◆ Data excerpts:
------------------------------

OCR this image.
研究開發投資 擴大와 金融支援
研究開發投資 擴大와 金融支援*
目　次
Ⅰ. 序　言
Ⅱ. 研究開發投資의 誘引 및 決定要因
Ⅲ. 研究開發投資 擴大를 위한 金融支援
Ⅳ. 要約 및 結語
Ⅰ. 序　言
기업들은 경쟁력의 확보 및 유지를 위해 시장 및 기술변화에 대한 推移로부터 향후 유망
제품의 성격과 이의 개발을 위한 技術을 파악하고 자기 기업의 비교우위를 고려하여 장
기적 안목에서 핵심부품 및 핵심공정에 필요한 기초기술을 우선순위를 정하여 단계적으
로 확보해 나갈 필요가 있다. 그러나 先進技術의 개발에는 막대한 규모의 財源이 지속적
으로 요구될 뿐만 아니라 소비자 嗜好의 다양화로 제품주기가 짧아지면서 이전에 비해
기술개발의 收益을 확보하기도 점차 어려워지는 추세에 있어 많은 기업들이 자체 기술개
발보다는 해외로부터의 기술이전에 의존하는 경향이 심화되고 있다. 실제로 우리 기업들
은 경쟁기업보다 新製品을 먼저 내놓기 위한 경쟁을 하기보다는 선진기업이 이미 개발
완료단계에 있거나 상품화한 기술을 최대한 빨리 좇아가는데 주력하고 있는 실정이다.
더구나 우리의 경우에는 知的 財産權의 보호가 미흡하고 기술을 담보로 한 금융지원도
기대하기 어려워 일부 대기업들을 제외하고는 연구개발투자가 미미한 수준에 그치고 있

------------------------------

◆ Job:
Output the records exactly, including every line.

◆ Expected output:
OCR this image.
研究開發投資 擴大와 金融支援
研究開發投資 擴大와 金融支援*
目　次
Ⅰ. 序　言
Ⅱ. 研究開發投資의 誘引 및 決定要因
Ⅲ. 研究開發投資 擴大를 위한 金融支援
Ⅳ. 要約 및 結語
Ⅰ. 序　言
기업들은 경쟁력의 확보 및 유지를 위해 시장 및 기술변화에 대한 推移로부터 향후 유망
제품의 성격과 이의 개발을 위한 技術을 파악하고 자기 기업의 비교우위를 고려하여 장
기적 안목에서 핵심부품 및 핵심공정에 필요한 기초기술을 우선순위를 정하여 단계적으
로 확보해 나갈 필요가 있다. 그러나 先進技術의 개발에는 막대한 규모의 財源이 지속적
으로 요구될 뿐만 아니라 소비자 嗜好의 다양화로 제품주기가 짧아지면서 이전에 비해
기술개발의 收益을 확보하기도 점차 어려워지는 추세에 있어 많은 기업들이 자체 기술개
발보다는 해외로부터의 기술이전에 의존하는 경향이 심화되고 있다. 실제로 우리 기업들
은 경쟁기업보다 新製品을 먼저 내놓기 위한 경쟁을 하기보다는 선진기업이 이미 개발
완료단계에 있거나 상품화한 기술을 최대한 빨리 좇아가는데 주력하고 있는 실정이다.
더구나 우리의 경우에는 知的 財産權의 보호가 미흡하고 기술을 담보로 한 금융지원도
기대하기 어려워 일부 대기업들을 제외하고는 연구개발투자가 미미한 수준에 그치고 있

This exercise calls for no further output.